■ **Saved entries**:
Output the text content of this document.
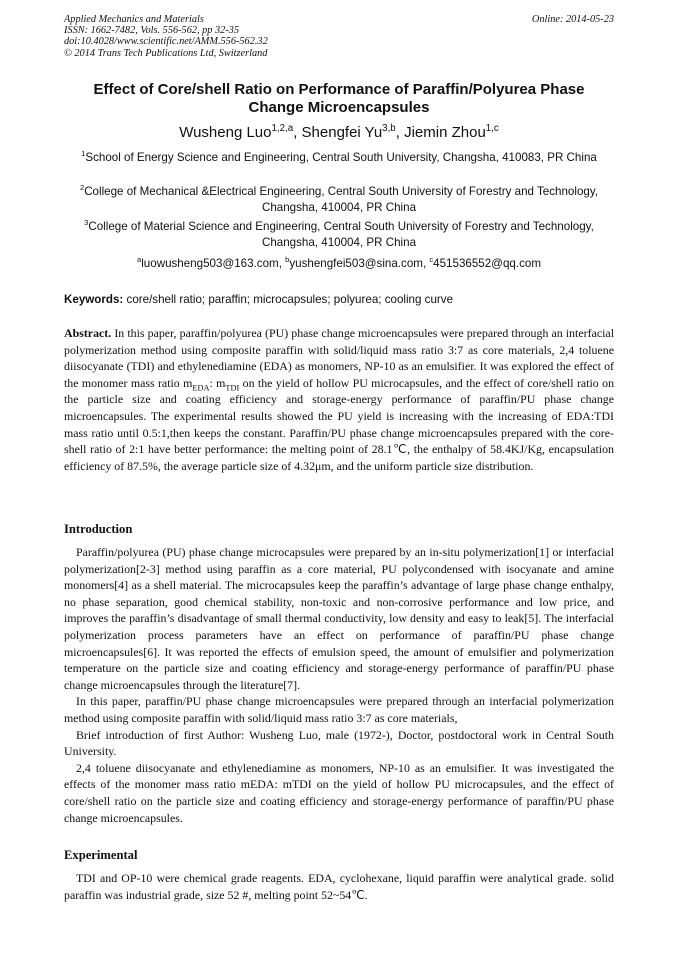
Applied Mechanics and Materials
ISSN: 1662-7482, Vols. 556-562, pp 32-35
doi:10.4028/www.scientific.net/AMM.556-562.32
© 2014 Trans Tech Publications Ltd, Switzerland
Online: 2014-05-23
Effect of Core/shell Ratio on Performance of Paraffin/Polyurea Phase Change Microencapsules
Wusheng Luo$^{1,2,a}$, Shengfei Yu$^{3,b}$, Jiemin Zhou$^{1,c}$
$^1$School of Energy Science and Engineering, Central South University, Changsha, 410083, PR China
$^2$College of Mechanical &Electrical Engineering, Central South University of Forestry and Technology, Changsha, 410004, PR China
$^3$College of Material Science and Engineering, Central South University of Forestry and Technology, Changsha, 410004, PR China
$^a$luowusheng503@163.com, $^b$yushengfei503@sina.com, $^c$451536552@qq.com
Keywords: core/shell ratio; paraffin; microcapsules; polyurea; cooling curve
Abstract. In this paper, paraffin/polyurea (PU) phase change microencapsules were prepared through an interfacial polymerization method using composite paraffin with solid/liquid mass ratio 3:7 as core materials, 2,4 toluene diisocyanate (TDI) and ethylenediamine (EDA) as monomers, NP-10 as an emulsifier. It was explored the effect of the monomer mass ratio $m_{EDA}$: $m_{TDI}$ on the yield of hollow PU microcapsules, and the effect of core/shell ratio on the particle size and coating efficiency and storage-energy performance of paraffin/PU phase change microencapsules. The experimental results showed the PU yield is increasing with the increasing of EDA:TDI mass ratio until 0.5:1,then keeps the constant. Paraffin/PU phase change microencapsules prepared with the core-shell ratio of 2:1 have better performance: the melting point of 28.1℃, the enthalpy of 58.4KJ/Kg, encapsulation efficiency of 87.5%, the average particle size of 4.32μm, and the uniform particle size distribution.
Introduction

Paraffin/polyurea (PU) phase change microcapsules were prepared by an in-situ polymerization[1] or interfacial polymerization[2-3] method using paraffin as a core material, PU polycondensed with isocyanate and amine monomers[4] as a shell material. The microcapsules keep the paraffin’s advantage of large phase change enthalpy, no phase separation, good chemical stability, non-toxic and non-corrosive performance and low price, and improves the paraffin’s disadvantage of small thermal conductivity, low density and easy to leak[5]. The interfacial polymerization process parameters have an effect on performance of paraffin/PU phase change microencapsules[6]. It was reported the effects of emulsion speed, the amount of emulsifier and polymerization temperature on the particle size and coating efficiency and storage-energy performance of paraffin/PU phase change microencapsules through the literature[7].

In this paper, paraffin/PU phase change microencapsules were prepared through an interfacial polymerization method using composite paraffin with solid/liquid mass ratio 3:7 as core materials,

Brief introduction of first Author: Wusheng Luo, male (1972-), Doctor, postdoctoral work in Central South University.

2,4 toluene diisocyanate and ethylenediamine as monomers, NP-10 as an emulsifier. It was investigated the effects of the monomer mass ratio mEDA: mTDI on the yield of hollow PU microcapsules, and the effect of core/shell ratio on the particle size and coating efficiency and storage-energy performance of paraffin/PU phase change microencapsules.

Experimental

TDI and OP-10 were chemical grade reagents. EDA, cyclohexane, liquid paraffin were analytical grade. solid paraffin was industrial grade, size 52 #, melting point 52~54℃.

■ **Problem requirements**: Write out the records above exactly as they appear, leaving out any pictures.

■ **Written solution**:
Output the text content of this document.
Applied Mechanics and Materials
ISSN: 1662-7482, Vols. 556-562, pp 32-35
doi:10.4028/www.scientific.net/AMM.556-562.32
© 2014 Trans Tech Publications Ltd, Switzerland
Online: 2014-05-23
Effect of Core/shell Ratio on Performance of Paraffin/Polyurea Phase Change Microencapsules
Wusheng Luo$^{1,2,a}$, Shengfei Yu$^{3,b}$, Jiemin Zhou$^{1,c}$
$^1$School of Energy Science and Engineering, Central South University, Changsha, 410083, PR China
$^2$College of Mechanical &Electrical Engineering, Central South University of Forestry and Technology, Changsha, 410004, PR China
$^3$College of Material Science and Engineering, Central South University of Forestry and Technology, Changsha, 410004, PR China
$^a$luowusheng503@163.com, $^b$yushengfei503@sina.com, $^c$451536552@qq.com
Keywords: core/shell ratio; paraffin; microcapsules; polyurea; cooling curve
Abstract. In this paper, paraffin/polyurea (PU) phase change microencapsules were prepared through an interfacial polymerization method using composite paraffin with solid/liquid mass ratio 3:7 as core materials, 2,4 toluene diisocyanate (TDI) and ethylenediamine (EDA) as monomers, NP-10 as an emulsifier. It was explored the effect of the monomer mass ratio $m_{EDA}$: $m_{TDI}$ on the yield of hollow PU microcapsules, and the effect of core/shell ratio on the particle size and coating efficiency and storage-energy performance of paraffin/PU phase change microencapsules. The experimental results showed the PU yield is increasing with the increasing of EDA:TDI mass ratio until 0.5:1,then keeps the constant. Paraffin/PU phase change microencapsules prepared with the core-shell ratio of 2:1 have better performance: the melting point of 28.1℃, the enthalpy of 58.4KJ/Kg, encapsulation efficiency of 87.5%, the average particle size of 4.32μm, and the uniform particle size distribution.
Introduction

Paraffin/polyurea (PU) phase change microcapsules were prepared by an in-situ polymerization[1] or interfacial polymerization[2-3] method using paraffin as a core material, PU polycondensed with isocyanate and amine monomers[4] as a shell material. The microcapsules keep the paraffin’s advantage of large phase change enthalpy, no phase separation, good chemical stability, non-toxic and non-corrosive performance and low price, and improves the paraffin’s disadvantage of small thermal conductivity, low density and easy to leak[5]. The interfacial polymerization process parameters have an effect on performance of paraffin/PU phase change microencapsules[6]. It was reported the effects of emulsion speed, the amount of emulsifier and polymerization temperature on the particle size and coating efficiency and storage-energy performance of paraffin/PU phase change microencapsules through the literature[7].

In this paper, paraffin/PU phase change microencapsules were prepared through an interfacial polymerization method using composite paraffin with solid/liquid mass ratio 3:7 as core materials,

Brief introduction of first Author: Wusheng Luo, male (1972-), Doctor, postdoctoral work in Central South University.

2,4 toluene diisocyanate and ethylenediamine as monomers, NP-10 as an emulsifier. It was investigated the effects of the monomer mass ratio mEDA: mTDI on the yield of hollow PU microcapsules, and the effect of core/shell ratio on the particle size and coating efficiency and storage-energy performance of paraffin/PU phase change microencapsules.

Experimental

TDI and OP-10 were chemical grade reagents. EDA, cyclohexane, liquid paraffin were analytical grade. solid paraffin was industrial grade, size 52 #, melting point 52~54℃.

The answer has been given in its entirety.